## Start
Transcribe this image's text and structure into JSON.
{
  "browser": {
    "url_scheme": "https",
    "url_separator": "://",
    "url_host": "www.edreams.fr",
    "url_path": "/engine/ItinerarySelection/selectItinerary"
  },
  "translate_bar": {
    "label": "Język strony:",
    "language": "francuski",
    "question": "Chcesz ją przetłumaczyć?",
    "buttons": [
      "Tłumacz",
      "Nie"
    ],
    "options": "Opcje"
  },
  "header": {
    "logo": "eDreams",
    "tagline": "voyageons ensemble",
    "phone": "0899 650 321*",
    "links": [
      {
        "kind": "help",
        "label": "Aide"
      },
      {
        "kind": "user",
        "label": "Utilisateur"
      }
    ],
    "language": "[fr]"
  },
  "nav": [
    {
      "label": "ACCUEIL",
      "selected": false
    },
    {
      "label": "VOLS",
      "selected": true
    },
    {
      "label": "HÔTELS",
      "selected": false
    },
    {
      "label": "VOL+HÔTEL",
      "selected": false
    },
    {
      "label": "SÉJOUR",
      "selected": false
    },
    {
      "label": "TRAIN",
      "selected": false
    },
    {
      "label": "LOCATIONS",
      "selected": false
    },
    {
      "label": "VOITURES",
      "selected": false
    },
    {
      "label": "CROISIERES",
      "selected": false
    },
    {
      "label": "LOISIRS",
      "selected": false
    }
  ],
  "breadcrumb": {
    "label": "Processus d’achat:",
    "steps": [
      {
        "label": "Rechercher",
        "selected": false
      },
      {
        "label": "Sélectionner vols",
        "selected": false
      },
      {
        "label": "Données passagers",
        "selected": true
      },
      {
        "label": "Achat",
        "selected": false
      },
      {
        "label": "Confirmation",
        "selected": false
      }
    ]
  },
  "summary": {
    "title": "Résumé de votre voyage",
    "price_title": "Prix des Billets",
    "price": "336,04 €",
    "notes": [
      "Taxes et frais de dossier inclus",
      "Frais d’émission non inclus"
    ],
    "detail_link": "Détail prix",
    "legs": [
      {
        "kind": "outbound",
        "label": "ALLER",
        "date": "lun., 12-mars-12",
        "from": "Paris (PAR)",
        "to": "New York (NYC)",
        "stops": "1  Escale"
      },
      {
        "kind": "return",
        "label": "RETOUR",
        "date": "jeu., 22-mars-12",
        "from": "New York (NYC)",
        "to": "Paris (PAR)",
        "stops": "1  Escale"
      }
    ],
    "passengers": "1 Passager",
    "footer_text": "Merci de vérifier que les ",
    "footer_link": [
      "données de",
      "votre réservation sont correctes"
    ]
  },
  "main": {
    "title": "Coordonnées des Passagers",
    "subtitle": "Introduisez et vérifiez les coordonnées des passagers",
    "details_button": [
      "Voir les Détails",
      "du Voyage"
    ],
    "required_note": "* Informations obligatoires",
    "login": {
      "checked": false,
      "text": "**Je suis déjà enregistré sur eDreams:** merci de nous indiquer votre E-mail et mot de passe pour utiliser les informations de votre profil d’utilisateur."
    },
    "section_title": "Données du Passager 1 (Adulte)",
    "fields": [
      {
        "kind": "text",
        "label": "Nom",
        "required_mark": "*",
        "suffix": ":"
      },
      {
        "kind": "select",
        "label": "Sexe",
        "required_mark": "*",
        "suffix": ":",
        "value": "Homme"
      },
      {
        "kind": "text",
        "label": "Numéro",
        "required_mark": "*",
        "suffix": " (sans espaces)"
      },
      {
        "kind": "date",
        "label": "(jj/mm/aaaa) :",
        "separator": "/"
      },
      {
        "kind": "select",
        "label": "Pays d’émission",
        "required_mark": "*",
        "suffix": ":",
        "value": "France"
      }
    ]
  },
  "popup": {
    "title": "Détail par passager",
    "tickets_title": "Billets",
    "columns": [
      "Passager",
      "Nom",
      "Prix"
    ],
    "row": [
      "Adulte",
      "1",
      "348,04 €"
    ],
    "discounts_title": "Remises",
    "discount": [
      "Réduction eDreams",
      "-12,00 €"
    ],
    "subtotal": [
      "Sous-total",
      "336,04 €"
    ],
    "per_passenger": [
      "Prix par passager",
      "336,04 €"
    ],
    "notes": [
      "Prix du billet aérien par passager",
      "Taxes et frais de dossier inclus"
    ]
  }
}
## End
## Start
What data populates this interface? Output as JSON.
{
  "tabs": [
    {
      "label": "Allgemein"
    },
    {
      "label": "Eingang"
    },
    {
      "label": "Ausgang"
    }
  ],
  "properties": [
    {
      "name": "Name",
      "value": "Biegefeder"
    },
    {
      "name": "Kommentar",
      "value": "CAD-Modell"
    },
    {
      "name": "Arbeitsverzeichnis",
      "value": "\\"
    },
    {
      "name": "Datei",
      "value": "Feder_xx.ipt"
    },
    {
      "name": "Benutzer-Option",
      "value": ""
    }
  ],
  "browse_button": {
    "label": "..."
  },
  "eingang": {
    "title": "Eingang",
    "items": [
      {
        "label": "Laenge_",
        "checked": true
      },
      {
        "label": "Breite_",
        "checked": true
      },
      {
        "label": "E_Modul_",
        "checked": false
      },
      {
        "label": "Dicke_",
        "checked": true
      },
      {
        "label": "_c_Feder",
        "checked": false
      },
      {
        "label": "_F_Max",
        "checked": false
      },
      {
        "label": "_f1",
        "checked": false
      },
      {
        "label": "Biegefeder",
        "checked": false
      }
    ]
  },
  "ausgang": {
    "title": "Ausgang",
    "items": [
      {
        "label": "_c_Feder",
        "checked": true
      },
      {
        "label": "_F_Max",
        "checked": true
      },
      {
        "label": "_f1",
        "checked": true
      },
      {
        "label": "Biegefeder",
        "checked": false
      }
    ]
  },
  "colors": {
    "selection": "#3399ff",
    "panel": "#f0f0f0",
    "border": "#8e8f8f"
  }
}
## End
**Task objective**
Scan the lines for the string "value". Pick out every line that has it.

**Full response**
        "value": "Homme"
        "value": "France"
      "value": "Biegefeder"
      "value": "CAD-Modell"
      "value": "\\"
      "value": "Feder_xx.ipt"
      "value": ""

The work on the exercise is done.